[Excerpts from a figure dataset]
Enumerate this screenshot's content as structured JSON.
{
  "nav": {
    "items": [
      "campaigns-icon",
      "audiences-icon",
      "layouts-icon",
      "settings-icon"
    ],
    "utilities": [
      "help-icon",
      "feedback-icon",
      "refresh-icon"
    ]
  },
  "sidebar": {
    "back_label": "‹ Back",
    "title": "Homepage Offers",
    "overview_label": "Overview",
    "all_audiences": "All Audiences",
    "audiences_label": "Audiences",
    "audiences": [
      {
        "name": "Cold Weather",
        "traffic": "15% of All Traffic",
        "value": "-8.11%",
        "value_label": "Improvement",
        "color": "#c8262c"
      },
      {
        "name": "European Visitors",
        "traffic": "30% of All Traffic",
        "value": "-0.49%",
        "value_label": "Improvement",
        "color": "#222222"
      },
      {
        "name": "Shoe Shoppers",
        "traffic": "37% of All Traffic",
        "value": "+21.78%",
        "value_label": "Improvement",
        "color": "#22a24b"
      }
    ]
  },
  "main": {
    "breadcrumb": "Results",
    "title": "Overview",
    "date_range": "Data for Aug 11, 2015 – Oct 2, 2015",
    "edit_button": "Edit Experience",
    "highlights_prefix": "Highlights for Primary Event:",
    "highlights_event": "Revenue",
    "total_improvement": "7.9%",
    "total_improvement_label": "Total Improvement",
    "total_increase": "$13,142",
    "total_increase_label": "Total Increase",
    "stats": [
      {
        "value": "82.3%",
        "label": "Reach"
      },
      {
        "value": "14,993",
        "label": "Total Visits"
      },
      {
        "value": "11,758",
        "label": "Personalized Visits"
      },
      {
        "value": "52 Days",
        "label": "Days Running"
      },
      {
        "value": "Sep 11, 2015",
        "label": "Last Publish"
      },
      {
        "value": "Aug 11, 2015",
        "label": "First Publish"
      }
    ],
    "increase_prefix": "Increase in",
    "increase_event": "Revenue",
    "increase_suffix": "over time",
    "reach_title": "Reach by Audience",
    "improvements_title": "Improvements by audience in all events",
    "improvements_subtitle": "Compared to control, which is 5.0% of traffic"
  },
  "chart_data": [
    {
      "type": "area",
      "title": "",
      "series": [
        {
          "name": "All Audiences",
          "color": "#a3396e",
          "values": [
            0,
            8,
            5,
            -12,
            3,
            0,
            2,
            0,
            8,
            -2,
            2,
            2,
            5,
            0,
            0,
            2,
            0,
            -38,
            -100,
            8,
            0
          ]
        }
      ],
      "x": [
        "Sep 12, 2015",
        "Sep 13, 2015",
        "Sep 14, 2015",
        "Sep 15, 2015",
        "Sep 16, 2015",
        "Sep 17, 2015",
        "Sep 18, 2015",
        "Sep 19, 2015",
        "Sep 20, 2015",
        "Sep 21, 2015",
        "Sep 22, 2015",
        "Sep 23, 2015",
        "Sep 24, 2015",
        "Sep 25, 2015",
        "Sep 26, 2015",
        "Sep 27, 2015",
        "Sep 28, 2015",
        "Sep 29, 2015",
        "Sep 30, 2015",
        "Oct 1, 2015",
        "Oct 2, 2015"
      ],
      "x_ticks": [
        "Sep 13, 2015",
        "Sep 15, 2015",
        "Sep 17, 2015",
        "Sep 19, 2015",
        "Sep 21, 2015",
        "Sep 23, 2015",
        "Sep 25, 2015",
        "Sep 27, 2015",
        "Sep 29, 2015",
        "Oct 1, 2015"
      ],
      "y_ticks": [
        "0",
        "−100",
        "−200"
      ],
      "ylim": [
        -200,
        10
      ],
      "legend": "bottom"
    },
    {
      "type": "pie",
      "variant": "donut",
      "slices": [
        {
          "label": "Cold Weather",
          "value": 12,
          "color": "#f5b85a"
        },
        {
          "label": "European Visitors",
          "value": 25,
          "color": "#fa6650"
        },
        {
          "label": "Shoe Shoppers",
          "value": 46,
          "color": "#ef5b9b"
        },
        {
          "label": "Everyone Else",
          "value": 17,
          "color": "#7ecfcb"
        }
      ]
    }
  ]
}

**THE REQUEST:**
Say how many lines of the listing above contain "Visitors", with no other words.

**ANSWER:**
2